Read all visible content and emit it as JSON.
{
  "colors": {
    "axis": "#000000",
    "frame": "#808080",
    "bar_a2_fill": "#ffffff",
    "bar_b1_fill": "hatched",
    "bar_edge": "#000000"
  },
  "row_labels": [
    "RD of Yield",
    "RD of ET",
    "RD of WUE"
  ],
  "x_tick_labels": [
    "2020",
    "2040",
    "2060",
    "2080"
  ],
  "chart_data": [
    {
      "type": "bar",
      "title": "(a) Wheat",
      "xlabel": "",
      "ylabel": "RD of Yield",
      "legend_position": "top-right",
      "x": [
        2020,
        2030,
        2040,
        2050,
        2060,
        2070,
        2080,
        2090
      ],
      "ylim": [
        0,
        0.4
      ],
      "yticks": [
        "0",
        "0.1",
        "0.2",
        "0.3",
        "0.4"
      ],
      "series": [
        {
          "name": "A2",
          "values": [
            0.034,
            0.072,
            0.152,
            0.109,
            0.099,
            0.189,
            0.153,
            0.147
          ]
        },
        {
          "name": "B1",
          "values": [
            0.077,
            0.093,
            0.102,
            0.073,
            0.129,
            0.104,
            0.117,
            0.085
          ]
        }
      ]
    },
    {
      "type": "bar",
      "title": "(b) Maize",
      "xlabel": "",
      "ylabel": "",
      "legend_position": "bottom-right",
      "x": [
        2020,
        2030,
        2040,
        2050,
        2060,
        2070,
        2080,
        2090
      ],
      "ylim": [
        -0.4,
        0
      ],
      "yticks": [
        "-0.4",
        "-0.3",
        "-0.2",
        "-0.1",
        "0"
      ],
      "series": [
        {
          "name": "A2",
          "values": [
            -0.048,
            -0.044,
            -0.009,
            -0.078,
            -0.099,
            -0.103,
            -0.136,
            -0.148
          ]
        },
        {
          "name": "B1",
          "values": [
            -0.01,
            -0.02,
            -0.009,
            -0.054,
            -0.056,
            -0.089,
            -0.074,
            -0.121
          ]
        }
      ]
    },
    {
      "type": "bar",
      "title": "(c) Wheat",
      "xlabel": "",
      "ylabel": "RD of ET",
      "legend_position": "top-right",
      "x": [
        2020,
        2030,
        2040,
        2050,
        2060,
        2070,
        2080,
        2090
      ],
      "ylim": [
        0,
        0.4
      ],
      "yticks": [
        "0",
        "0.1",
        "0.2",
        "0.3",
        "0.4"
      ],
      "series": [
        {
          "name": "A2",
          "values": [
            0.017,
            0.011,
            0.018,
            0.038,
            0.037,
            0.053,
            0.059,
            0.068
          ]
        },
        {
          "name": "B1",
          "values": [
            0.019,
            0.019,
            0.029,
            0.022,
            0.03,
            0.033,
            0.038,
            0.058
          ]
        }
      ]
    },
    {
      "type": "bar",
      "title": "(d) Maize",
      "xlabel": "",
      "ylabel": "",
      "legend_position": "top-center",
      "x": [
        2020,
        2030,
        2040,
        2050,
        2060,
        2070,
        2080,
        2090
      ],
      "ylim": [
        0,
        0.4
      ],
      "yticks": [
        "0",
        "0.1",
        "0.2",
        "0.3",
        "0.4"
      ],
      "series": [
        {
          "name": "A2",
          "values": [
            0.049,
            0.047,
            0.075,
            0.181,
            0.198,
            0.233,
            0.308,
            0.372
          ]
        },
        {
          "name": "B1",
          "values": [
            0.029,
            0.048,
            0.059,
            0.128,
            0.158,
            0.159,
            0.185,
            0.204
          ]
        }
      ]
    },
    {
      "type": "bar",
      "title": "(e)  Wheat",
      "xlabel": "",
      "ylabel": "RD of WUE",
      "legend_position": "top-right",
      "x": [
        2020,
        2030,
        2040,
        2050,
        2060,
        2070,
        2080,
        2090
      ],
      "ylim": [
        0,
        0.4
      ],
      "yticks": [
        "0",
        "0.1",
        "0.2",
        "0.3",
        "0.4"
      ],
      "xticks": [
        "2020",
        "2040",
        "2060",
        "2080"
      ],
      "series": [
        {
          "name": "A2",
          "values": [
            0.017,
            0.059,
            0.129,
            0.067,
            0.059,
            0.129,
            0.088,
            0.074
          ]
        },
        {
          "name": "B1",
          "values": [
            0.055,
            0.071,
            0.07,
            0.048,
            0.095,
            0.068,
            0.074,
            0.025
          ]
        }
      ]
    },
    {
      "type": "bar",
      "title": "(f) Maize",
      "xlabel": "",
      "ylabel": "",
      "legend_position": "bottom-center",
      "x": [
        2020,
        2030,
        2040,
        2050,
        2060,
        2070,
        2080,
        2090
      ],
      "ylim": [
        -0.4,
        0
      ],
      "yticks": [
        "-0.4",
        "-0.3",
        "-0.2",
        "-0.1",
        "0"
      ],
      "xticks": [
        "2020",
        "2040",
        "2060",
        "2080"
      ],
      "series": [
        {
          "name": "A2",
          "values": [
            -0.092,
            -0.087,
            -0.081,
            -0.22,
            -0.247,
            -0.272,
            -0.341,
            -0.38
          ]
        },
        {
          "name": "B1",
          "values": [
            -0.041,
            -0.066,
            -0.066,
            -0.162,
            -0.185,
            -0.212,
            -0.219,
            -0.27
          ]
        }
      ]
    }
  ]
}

**Exercise**
Find each line holding the word "Maize" and copy it.

**Solution**
      "title": "(b) Maize",
      "title": "(d) Maize",
      "title": "(f) Maize",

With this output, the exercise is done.